[Figure dataset records]

──────

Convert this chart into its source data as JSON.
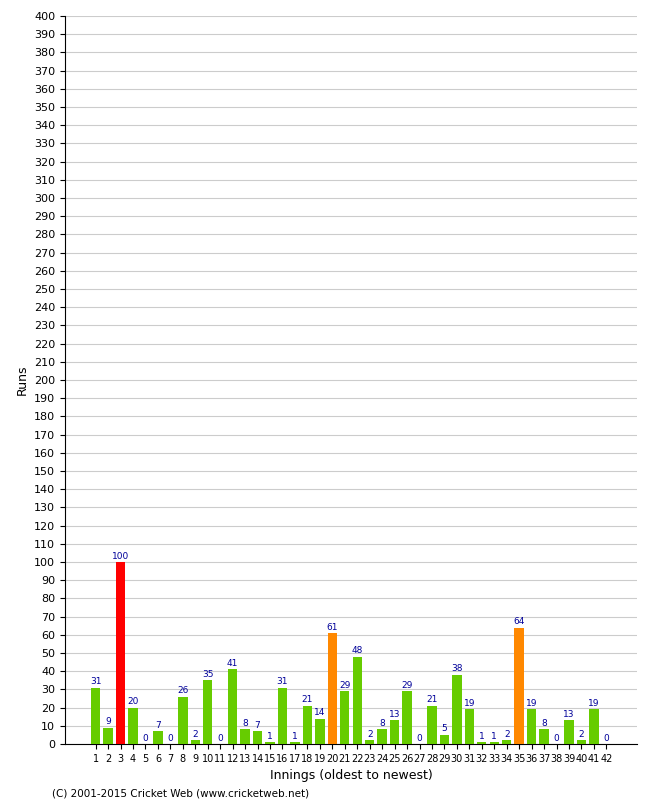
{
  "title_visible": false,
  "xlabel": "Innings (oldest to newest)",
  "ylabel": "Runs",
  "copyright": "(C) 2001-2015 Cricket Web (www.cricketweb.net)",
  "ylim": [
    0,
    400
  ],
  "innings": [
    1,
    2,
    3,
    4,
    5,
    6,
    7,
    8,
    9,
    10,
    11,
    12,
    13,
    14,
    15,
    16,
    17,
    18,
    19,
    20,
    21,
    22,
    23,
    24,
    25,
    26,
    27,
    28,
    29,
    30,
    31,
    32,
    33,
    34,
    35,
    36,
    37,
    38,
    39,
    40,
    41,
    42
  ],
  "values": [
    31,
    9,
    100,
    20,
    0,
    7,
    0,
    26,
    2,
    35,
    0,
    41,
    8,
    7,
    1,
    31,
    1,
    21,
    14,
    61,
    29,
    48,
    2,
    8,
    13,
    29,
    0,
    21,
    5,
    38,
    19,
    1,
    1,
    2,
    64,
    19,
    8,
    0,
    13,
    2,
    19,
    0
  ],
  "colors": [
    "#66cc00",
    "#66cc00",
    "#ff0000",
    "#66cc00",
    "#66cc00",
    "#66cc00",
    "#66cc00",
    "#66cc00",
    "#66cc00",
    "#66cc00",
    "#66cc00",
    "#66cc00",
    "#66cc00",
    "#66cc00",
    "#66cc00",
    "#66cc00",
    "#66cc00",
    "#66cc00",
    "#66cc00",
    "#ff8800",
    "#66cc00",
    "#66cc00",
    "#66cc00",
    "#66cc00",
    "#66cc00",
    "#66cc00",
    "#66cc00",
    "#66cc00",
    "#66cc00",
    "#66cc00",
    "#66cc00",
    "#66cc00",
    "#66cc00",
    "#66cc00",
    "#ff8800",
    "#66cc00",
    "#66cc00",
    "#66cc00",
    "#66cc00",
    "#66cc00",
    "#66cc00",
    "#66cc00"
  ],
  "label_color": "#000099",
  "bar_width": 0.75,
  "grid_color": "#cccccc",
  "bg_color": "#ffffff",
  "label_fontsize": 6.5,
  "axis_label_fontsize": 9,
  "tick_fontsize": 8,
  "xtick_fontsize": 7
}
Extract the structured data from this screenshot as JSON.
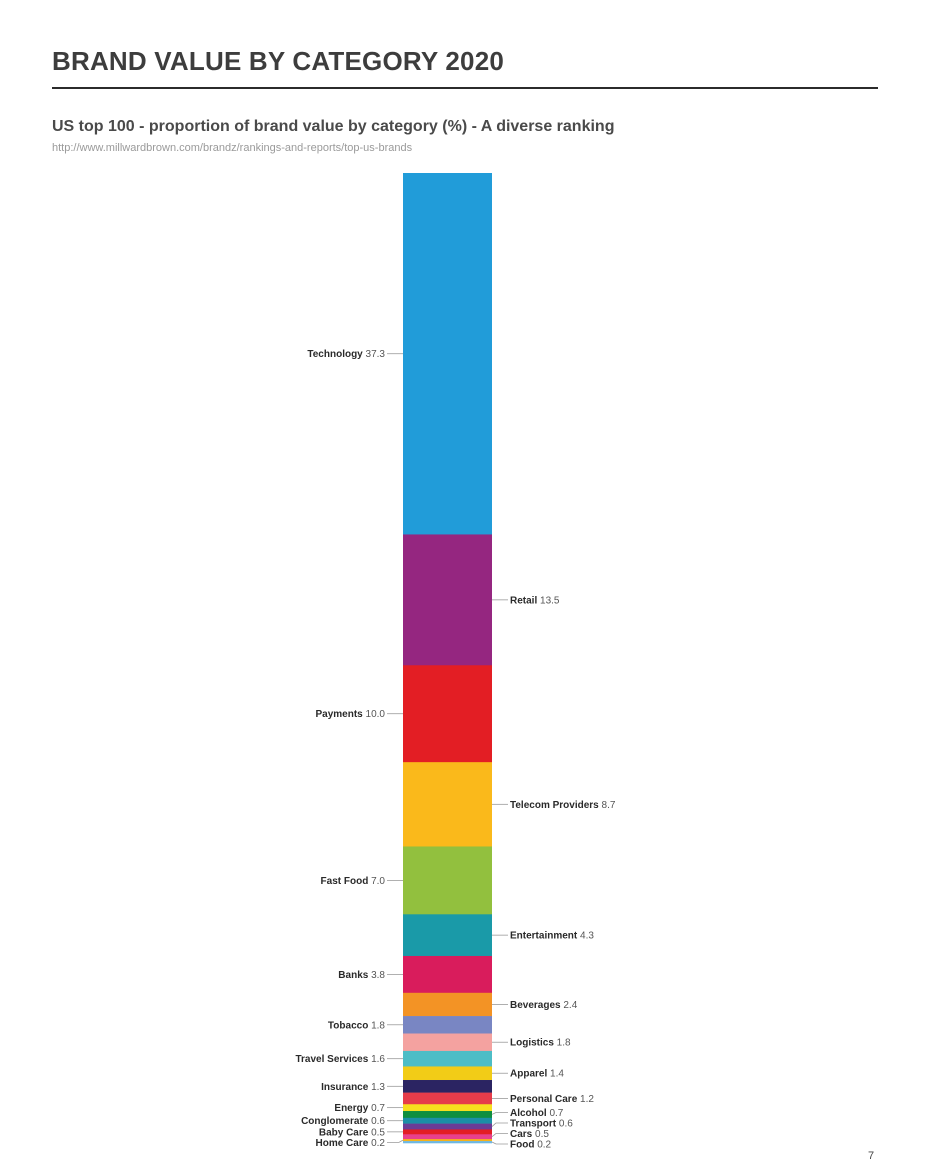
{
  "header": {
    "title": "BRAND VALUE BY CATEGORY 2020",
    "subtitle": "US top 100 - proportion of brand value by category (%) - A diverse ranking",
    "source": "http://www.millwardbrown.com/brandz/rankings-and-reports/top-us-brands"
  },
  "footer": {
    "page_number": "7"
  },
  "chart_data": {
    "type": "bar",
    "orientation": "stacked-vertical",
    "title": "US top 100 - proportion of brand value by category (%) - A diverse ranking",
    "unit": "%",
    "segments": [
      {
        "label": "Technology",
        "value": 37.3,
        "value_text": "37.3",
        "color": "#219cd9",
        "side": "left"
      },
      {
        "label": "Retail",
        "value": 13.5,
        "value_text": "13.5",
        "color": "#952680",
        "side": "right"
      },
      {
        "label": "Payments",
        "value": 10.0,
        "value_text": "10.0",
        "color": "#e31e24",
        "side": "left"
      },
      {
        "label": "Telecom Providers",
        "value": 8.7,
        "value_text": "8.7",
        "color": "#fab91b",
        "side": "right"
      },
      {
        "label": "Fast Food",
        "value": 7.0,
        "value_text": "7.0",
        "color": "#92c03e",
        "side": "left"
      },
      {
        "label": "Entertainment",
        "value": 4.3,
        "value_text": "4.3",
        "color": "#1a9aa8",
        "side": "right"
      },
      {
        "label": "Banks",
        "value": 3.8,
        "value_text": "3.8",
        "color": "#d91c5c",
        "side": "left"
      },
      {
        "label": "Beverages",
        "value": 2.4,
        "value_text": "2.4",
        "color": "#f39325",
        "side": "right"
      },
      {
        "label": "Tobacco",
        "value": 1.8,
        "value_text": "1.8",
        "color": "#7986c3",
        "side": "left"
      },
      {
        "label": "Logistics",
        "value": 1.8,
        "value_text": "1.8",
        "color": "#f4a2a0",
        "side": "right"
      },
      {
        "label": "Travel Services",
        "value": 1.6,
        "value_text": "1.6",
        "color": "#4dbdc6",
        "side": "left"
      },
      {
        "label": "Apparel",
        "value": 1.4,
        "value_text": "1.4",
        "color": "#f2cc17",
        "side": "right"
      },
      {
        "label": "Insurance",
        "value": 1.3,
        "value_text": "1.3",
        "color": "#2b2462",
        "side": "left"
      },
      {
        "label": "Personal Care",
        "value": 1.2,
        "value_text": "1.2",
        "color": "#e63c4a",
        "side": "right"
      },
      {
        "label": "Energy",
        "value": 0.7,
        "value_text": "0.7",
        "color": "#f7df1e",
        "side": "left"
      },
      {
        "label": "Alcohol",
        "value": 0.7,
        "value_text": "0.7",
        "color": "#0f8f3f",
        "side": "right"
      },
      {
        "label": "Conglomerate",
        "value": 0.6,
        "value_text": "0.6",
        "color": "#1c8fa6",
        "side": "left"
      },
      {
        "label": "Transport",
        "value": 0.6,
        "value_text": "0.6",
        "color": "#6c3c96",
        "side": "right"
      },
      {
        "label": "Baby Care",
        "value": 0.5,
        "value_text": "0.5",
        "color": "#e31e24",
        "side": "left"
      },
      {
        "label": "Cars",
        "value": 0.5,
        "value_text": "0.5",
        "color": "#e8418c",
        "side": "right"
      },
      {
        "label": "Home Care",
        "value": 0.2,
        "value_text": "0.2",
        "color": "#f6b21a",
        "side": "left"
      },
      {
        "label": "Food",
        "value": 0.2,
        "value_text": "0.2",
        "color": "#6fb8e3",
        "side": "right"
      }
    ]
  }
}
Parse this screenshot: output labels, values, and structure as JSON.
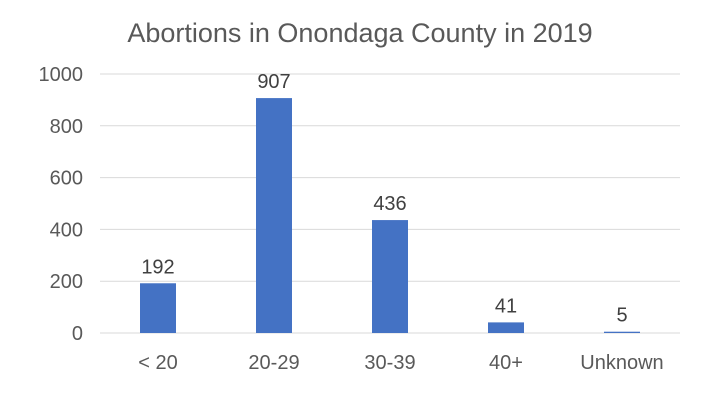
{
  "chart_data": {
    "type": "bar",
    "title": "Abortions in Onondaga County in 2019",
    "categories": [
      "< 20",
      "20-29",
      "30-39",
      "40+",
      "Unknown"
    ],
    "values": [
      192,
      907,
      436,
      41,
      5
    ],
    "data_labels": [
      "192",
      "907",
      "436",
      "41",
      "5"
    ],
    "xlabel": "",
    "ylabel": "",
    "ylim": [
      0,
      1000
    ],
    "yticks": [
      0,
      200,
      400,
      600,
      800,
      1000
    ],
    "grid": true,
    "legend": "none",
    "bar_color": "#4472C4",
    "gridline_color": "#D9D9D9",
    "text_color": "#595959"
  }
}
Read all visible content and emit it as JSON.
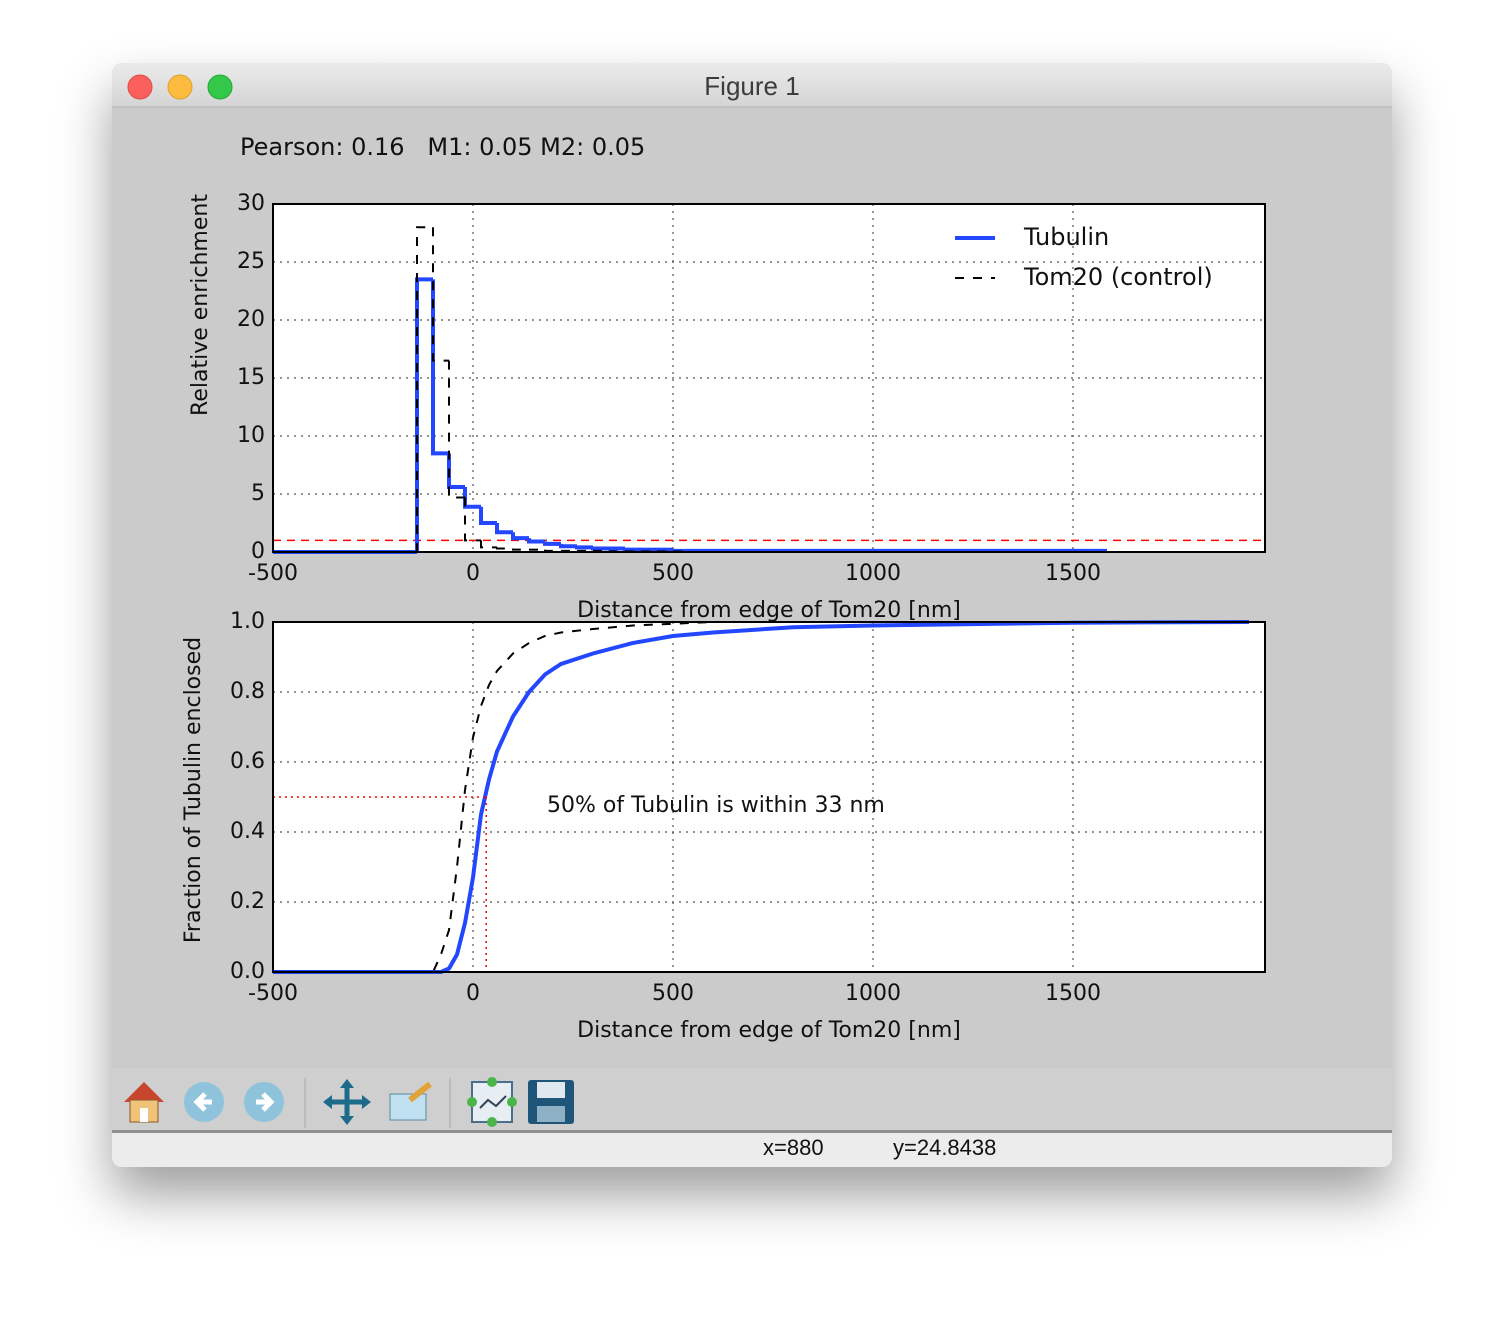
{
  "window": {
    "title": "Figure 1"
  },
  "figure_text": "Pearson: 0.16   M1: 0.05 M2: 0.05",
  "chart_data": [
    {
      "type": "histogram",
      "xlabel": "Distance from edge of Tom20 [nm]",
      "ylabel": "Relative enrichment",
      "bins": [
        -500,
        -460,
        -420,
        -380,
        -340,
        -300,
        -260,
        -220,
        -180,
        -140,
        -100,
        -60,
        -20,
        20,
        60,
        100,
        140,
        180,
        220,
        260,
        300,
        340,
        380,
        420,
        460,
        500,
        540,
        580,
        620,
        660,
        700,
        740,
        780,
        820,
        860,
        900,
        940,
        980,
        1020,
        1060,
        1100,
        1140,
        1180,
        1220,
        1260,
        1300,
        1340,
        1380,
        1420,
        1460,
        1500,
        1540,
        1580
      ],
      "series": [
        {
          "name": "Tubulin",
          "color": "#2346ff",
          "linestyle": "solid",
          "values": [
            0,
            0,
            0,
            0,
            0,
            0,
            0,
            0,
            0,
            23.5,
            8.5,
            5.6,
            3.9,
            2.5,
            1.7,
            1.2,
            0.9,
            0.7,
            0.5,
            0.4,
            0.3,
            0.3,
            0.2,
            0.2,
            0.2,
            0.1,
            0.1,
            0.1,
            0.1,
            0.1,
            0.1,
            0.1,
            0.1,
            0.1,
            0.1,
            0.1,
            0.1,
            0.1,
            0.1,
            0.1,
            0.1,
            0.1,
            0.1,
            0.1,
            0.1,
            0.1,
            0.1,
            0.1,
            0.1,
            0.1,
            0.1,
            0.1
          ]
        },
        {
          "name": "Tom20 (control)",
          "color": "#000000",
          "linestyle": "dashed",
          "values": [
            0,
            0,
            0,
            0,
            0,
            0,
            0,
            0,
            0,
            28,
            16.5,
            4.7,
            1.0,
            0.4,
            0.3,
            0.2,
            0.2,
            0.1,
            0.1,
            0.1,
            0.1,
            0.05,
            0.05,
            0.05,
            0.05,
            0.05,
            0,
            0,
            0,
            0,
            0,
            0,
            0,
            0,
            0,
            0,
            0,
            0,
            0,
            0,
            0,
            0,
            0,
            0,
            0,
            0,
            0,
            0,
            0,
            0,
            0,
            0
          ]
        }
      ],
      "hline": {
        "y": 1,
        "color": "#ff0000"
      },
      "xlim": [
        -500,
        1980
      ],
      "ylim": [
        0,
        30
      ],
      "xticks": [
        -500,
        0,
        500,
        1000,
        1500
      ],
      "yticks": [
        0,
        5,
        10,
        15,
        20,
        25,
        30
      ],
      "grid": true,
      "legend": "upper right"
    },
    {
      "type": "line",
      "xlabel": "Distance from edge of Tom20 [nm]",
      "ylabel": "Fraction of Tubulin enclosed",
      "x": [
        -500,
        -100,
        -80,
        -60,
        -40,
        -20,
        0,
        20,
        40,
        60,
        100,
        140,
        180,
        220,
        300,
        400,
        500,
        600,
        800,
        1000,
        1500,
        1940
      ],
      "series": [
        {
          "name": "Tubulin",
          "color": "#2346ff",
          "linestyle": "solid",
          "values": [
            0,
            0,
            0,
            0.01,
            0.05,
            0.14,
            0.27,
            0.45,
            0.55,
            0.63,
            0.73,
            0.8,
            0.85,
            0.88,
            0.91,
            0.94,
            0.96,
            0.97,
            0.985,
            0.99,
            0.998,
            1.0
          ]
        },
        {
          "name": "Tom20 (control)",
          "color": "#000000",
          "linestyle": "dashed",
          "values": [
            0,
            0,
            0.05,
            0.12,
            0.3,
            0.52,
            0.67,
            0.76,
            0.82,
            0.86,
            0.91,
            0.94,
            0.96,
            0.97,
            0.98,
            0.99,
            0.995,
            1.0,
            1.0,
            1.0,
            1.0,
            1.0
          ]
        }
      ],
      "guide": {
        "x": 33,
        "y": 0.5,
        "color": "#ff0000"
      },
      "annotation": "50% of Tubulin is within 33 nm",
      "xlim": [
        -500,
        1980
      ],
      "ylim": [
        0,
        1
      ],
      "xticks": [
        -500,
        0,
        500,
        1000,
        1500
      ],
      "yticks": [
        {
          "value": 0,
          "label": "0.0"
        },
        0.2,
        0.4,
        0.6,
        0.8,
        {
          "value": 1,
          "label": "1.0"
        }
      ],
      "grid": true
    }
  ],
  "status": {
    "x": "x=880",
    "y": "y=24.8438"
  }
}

──────

**STATED EXERCISE**. Extract every line that has the string "this" in it.

**EXERCISE OUTPUT**.
Convert this chart into its source data as JSON.
Extract the structured data from this screenshot as JSON.
Parse this screenshot: output labels, values, and structure as JSON.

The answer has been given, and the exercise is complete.